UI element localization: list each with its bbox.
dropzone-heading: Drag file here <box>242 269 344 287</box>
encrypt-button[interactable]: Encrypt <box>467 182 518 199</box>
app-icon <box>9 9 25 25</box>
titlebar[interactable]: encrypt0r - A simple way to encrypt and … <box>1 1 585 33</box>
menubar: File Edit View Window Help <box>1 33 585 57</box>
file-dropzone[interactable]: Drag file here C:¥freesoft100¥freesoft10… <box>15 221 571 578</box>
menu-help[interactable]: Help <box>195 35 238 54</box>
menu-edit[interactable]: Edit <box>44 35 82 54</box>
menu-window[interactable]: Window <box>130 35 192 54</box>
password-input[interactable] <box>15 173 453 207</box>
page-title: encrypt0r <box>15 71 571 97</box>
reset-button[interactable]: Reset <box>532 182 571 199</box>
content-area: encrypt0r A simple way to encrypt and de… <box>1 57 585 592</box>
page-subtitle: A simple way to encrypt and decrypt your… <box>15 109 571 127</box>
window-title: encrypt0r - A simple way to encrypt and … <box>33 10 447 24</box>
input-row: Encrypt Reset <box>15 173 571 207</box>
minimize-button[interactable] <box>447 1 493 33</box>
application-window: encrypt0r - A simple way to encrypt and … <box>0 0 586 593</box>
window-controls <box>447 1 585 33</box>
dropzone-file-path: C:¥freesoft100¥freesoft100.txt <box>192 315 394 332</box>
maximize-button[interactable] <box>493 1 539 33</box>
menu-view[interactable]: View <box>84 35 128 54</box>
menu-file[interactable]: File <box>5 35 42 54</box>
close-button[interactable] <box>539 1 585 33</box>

> [What you should do] Please output the whole listing above again, line for line, with nothing changed.

> [Written answer]
UI element localization: list each with its bbox.
dropzone-heading: Drag file here <box>242 269 344 287</box>
encrypt-button[interactable]: Encrypt <box>467 182 518 199</box>
app-icon <box>9 9 25 25</box>
titlebar[interactable]: encrypt0r - A simple way to encrypt and … <box>1 1 585 33</box>
menubar: File Edit View Window Help <box>1 33 585 57</box>
file-dropzone[interactable]: Drag file here C:¥freesoft100¥freesoft10… <box>15 221 571 578</box>
menu-help[interactable]: Help <box>195 35 238 54</box>
menu-edit[interactable]: Edit <box>44 35 82 54</box>
menu-window[interactable]: Window <box>130 35 192 54</box>
password-input[interactable] <box>15 173 453 207</box>
page-title: encrypt0r <box>15 71 571 97</box>
reset-button[interactable]: Reset <box>532 182 571 199</box>
content-area: encrypt0r A simple way to encrypt and de… <box>1 57 585 592</box>
page-subtitle: A simple way to encrypt and decrypt your… <box>15 109 571 127</box>
window-title: encrypt0r - A simple way to encrypt and … <box>33 10 447 24</box>
input-row: Encrypt Reset <box>15 173 571 207</box>
minimize-button[interactable] <box>447 1 493 33</box>
application-window: encrypt0r - A simple way to encrypt and … <box>0 0 586 593</box>
window-controls <box>447 1 585 33</box>
dropzone-file-path: C:¥freesoft100¥freesoft100.txt <box>192 315 394 332</box>
maximize-button[interactable] <box>493 1 539 33</box>
menu-view[interactable]: View <box>84 35 128 54</box>
menu-file[interactable]: File <box>5 35 42 54</box>
close-button[interactable] <box>539 1 585 33</box>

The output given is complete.